* [STATED TASK]: Pick out all lines with the word "name" from the records that follow.

* [PROVIDED MATERIAL]:

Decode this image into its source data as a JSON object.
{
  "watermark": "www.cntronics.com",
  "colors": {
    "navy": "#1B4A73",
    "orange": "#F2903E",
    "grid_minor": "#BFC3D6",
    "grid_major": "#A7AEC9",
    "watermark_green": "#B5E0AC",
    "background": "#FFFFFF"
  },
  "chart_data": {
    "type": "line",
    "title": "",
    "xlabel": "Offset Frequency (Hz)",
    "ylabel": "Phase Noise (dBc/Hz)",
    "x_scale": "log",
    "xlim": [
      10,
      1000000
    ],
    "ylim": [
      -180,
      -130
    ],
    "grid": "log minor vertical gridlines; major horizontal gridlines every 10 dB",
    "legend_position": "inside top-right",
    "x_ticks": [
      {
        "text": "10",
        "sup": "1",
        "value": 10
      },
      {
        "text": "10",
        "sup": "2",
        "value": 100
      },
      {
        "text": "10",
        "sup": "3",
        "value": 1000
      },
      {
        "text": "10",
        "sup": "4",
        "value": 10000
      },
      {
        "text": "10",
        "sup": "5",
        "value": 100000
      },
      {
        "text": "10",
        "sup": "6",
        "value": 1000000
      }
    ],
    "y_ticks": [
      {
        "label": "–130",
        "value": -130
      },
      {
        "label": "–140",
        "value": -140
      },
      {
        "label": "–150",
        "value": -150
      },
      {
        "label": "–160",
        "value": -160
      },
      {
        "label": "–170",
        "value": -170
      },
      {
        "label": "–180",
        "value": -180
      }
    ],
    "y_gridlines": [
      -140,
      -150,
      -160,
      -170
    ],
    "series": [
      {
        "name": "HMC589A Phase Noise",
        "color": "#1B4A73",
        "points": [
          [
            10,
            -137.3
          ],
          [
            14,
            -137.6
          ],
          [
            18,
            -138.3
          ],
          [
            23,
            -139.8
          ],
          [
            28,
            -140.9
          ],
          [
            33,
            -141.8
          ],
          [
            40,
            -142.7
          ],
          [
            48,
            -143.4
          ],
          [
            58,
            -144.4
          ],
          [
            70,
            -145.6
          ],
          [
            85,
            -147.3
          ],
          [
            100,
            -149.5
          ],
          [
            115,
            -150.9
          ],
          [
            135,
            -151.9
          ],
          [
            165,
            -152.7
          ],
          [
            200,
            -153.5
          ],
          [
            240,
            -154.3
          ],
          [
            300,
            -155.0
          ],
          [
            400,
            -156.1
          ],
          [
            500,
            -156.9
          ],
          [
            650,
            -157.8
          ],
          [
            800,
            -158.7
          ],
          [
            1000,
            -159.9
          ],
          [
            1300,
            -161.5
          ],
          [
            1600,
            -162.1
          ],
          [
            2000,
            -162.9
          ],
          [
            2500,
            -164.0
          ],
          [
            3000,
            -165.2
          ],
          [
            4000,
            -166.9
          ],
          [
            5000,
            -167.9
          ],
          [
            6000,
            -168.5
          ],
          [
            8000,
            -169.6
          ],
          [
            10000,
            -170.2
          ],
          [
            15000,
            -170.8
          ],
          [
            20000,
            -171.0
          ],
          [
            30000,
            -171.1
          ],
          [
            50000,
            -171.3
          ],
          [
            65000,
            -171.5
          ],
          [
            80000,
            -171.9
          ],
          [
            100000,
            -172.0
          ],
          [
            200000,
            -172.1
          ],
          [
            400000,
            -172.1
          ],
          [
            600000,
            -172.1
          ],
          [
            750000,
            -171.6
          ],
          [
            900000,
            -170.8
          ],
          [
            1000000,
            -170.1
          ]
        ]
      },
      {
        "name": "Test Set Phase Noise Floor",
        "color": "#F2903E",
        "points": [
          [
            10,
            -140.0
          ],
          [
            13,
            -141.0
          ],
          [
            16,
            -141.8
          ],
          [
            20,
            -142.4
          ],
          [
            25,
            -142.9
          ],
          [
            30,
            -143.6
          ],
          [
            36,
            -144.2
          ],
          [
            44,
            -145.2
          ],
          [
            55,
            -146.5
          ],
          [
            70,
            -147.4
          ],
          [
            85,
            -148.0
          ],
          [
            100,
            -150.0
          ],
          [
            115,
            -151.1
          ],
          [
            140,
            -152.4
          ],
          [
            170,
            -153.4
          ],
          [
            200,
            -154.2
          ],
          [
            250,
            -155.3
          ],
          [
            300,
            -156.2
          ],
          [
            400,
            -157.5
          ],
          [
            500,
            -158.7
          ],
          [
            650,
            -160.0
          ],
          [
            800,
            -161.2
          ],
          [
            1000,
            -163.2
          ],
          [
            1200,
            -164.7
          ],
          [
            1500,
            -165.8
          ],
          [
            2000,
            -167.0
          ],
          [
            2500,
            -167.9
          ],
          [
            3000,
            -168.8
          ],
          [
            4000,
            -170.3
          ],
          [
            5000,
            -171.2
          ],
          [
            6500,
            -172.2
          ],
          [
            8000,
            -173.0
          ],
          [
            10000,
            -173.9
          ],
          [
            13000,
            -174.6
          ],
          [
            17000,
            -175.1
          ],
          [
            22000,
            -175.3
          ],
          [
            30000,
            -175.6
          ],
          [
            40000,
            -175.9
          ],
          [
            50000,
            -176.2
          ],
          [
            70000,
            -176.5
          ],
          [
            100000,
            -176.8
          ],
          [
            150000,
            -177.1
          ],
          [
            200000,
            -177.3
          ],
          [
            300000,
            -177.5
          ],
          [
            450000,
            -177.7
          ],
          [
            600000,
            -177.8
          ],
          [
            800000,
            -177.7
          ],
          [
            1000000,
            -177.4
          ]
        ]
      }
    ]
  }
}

* [TASK OUTPUT]:
        "name": "HMC589A Phase Noise",
        "name": "Test Set Phase Noise Floor",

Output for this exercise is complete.